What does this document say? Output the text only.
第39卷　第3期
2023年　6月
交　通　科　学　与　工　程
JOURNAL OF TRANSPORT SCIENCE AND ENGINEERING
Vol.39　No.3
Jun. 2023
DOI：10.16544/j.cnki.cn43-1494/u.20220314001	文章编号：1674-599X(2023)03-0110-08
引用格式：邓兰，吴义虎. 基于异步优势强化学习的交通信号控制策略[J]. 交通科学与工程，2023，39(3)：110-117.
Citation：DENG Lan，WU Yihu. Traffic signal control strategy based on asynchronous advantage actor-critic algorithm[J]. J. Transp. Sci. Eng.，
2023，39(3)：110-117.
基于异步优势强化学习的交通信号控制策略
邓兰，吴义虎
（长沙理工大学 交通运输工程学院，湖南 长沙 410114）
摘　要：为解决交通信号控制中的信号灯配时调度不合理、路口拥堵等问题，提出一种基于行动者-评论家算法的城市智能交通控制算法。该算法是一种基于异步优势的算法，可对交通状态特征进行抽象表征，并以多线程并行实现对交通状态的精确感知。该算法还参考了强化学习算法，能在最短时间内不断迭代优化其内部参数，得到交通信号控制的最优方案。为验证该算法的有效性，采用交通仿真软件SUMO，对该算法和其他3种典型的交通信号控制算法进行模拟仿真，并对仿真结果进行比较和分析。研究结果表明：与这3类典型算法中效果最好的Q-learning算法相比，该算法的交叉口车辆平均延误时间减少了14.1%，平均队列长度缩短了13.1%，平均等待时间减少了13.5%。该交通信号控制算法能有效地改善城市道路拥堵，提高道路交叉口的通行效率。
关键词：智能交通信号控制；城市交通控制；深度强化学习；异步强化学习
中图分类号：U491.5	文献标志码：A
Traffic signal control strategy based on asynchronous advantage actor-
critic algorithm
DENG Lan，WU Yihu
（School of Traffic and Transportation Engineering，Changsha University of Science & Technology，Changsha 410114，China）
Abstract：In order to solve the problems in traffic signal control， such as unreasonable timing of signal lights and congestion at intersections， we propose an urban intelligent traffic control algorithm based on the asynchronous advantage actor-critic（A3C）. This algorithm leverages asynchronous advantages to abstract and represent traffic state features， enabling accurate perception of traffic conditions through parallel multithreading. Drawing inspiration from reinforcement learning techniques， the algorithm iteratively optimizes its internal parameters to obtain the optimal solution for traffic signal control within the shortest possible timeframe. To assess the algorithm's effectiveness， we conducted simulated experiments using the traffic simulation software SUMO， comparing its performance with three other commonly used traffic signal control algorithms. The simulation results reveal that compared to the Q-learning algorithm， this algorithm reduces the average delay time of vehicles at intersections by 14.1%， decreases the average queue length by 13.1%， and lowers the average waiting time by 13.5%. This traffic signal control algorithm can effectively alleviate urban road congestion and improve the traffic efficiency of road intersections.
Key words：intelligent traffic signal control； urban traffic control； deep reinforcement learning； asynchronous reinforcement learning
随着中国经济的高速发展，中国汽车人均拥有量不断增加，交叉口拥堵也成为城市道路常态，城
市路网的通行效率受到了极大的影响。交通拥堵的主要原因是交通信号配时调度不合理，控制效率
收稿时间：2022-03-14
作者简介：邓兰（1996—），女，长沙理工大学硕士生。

--------

### TASK STATEMENT
State how many lines of the listing include the word "基于异步优势强化学习的交通信号控制策略". Reply with the number alone.

### SOLUTION BELOW
2